# Exercise description
Repeat the listing word for word. No pictures belong in the copy.

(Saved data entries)
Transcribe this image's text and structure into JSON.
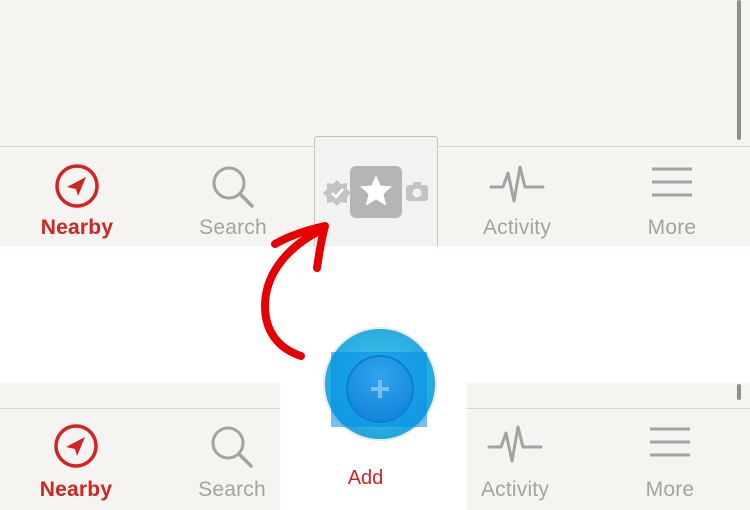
{
  "top_bar": {
    "tabs": [
      {
        "label": "Nearby",
        "icon": "nearby-arrow-icon",
        "active": true
      },
      {
        "label": "Search",
        "icon": "search-icon",
        "active": false
      },
      {
        "label": "",
        "icon": "check-in-star-camera-icon",
        "active": false
      },
      {
        "label": "Activity",
        "icon": "activity-pulse-icon",
        "active": false
      },
      {
        "label": "More",
        "icon": "menu-lines-icon",
        "active": false
      }
    ]
  },
  "bottom_bar": {
    "tabs": [
      {
        "label": "Nearby",
        "icon": "nearby-arrow-icon",
        "active": true
      },
      {
        "label": "Search",
        "icon": "search-icon",
        "active": false
      },
      {
        "label": "Add",
        "icon": "plus-icon",
        "active": false
      },
      {
        "label": "Activity",
        "icon": "activity-pulse-icon",
        "active": false
      },
      {
        "label": "More",
        "icon": "menu-lines-icon",
        "active": false
      }
    ]
  },
  "colors": {
    "accent": "#d32323",
    "inactive": "#a3a3a3",
    "bar_bg": "#f5f4f0",
    "fab_blue": "#2a9fe0",
    "annotation": "#e60000"
  }
}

# Output
Transcribe this image's text and structure into JSON.
{
  "top_bar": {
    "tabs": [
      {
        "label": "Nearby",
        "icon": "nearby-arrow-icon",
        "active": true
      },
      {
        "label": "Search",
        "icon": "search-icon",
        "active": false
      },
      {
        "label": "",
        "icon": "check-in-star-camera-icon",
        "active": false
      },
      {
        "label": "Activity",
        "icon": "activity-pulse-icon",
        "active": false
      },
      {
        "label": "More",
        "icon": "menu-lines-icon",
        "active": false
      }
    ]
  },
  "bottom_bar": {
    "tabs": [
      {
        "label": "Nearby",
        "icon": "nearby-arrow-icon",
        "active": true
      },
      {
        "label": "Search",
        "icon": "search-icon",
        "active": false
      },
      {
        "label": "Add",
        "icon": "plus-icon",
        "active": false
      },
      {
        "label": "Activity",
        "icon": "activity-pulse-icon",
        "active": false
      },
      {
        "label": "More",
        "icon": "menu-lines-icon",
        "active": false
      }
    ]
  },
  "colors": {
    "accent": "#d32323",
    "inactive": "#a3a3a3",
    "bar_bg": "#f5f4f0",
    "fab_blue": "#2a9fe0",
    "annotation": "#e60000"
  }
}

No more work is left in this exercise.